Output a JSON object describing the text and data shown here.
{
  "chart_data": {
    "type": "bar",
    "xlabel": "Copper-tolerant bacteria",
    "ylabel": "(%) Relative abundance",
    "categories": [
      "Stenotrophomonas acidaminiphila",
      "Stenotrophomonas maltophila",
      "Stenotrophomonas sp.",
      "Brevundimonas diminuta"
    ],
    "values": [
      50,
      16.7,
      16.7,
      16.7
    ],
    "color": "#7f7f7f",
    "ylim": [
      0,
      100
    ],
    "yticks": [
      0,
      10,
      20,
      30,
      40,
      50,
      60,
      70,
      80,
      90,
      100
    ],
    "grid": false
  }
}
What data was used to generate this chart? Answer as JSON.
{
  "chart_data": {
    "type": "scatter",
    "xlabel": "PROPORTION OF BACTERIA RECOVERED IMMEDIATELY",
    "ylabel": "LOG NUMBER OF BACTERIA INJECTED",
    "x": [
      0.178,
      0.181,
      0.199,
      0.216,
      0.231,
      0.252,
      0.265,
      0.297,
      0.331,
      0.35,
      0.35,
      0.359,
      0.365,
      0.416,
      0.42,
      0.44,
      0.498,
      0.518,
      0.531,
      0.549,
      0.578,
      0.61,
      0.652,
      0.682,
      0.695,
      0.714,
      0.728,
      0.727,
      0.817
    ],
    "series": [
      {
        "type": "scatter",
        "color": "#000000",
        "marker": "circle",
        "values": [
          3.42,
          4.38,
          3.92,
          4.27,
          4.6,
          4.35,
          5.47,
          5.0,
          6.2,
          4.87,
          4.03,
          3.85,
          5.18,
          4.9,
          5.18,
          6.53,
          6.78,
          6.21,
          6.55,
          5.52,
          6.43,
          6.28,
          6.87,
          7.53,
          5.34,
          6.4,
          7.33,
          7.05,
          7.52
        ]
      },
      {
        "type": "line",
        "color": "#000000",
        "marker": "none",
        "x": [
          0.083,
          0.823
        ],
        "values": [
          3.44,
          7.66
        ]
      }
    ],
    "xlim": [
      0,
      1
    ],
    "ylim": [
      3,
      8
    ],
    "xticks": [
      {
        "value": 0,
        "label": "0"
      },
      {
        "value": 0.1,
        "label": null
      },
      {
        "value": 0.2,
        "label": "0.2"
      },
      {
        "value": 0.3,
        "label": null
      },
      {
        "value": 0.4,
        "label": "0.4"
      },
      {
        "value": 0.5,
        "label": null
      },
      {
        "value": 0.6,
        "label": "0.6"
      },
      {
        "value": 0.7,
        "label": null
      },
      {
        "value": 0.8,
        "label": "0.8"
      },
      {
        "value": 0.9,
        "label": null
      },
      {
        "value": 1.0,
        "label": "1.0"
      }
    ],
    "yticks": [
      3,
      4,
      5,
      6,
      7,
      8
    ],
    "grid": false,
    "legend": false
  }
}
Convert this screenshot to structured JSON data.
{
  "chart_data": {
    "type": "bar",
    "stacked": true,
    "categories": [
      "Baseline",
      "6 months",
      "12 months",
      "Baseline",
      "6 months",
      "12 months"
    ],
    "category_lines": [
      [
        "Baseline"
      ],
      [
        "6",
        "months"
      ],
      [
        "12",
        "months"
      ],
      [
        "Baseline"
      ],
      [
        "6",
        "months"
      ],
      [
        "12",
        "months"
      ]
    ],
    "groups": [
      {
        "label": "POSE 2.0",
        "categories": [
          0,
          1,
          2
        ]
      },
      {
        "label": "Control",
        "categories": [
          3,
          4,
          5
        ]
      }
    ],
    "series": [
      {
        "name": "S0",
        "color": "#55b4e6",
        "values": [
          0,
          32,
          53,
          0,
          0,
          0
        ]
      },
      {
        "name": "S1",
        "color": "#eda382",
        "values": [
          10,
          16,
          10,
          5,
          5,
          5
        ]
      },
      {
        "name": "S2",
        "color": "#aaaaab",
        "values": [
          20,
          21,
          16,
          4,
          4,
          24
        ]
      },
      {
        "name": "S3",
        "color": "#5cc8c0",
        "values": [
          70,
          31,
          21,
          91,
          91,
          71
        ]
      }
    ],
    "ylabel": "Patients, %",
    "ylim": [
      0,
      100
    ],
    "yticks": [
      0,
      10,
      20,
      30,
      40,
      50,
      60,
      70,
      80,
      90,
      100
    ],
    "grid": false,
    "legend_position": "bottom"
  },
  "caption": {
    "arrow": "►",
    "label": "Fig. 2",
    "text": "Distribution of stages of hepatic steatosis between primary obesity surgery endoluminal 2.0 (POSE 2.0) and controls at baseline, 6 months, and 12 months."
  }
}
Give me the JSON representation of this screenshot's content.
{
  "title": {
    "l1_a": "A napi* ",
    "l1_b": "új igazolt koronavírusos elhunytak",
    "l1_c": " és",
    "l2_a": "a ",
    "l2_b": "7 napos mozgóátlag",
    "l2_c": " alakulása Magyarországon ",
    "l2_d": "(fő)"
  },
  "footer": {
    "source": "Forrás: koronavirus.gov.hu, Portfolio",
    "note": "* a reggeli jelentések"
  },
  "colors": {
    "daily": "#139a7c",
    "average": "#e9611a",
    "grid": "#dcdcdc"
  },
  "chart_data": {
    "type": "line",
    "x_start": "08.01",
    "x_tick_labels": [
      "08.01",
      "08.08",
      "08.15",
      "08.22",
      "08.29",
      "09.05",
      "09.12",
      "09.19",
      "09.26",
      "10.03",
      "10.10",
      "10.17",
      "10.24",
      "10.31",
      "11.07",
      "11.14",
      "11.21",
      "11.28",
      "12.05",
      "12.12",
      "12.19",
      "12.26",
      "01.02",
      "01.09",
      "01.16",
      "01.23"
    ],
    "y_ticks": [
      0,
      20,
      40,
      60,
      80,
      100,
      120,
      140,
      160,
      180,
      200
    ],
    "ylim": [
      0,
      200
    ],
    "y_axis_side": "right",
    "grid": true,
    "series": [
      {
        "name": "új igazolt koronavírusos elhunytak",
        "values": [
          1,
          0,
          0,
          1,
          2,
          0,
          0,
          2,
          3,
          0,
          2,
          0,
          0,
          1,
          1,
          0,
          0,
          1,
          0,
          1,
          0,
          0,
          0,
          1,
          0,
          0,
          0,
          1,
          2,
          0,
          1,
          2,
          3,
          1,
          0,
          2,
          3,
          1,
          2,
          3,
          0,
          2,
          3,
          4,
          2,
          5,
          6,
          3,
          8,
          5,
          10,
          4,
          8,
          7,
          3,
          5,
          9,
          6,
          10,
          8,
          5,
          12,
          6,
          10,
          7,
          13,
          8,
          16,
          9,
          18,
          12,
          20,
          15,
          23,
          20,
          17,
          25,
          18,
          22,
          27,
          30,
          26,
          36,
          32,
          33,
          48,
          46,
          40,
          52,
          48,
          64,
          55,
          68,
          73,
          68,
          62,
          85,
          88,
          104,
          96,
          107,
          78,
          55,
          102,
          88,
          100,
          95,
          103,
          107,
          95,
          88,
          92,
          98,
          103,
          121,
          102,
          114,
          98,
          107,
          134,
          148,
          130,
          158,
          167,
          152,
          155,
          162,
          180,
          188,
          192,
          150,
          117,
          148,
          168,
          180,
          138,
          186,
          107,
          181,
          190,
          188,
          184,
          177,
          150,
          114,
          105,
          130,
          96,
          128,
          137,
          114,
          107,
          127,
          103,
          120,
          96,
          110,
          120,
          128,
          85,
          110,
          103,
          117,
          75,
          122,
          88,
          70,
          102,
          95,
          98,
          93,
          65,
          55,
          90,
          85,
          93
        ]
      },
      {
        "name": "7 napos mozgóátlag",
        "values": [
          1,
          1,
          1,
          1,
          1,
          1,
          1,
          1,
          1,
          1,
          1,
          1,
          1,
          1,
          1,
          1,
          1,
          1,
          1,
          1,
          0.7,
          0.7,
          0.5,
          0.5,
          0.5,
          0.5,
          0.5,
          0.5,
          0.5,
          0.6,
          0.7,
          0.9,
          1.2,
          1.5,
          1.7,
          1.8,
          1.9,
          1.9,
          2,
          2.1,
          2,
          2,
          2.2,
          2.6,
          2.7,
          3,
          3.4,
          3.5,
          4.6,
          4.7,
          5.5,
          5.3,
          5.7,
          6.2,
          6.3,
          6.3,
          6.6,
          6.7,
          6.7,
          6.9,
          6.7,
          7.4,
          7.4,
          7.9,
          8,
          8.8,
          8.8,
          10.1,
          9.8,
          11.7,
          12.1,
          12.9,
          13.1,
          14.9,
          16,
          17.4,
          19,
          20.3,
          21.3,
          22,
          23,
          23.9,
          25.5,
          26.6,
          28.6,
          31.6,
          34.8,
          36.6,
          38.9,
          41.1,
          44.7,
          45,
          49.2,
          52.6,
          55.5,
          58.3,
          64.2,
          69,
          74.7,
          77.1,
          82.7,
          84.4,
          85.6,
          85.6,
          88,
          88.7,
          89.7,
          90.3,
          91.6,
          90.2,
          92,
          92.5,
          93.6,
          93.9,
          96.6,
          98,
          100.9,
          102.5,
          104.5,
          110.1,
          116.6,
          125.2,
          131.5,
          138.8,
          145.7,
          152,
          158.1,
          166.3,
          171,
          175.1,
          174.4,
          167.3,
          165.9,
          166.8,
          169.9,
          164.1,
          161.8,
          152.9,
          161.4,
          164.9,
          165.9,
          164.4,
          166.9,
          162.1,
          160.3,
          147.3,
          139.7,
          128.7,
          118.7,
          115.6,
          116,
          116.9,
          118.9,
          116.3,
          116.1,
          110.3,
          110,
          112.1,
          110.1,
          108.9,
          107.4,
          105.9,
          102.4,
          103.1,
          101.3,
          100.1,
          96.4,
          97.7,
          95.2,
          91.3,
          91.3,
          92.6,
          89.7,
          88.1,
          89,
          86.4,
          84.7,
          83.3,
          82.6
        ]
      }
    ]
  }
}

Instructions for the task ▸ For the word "grid", find every line in the data that holds it and copy that line.

Task answer ▸
    "grid": false
    "grid": false,
    "grid": false,
    "grid": "#dcdcdc"
    "grid": true,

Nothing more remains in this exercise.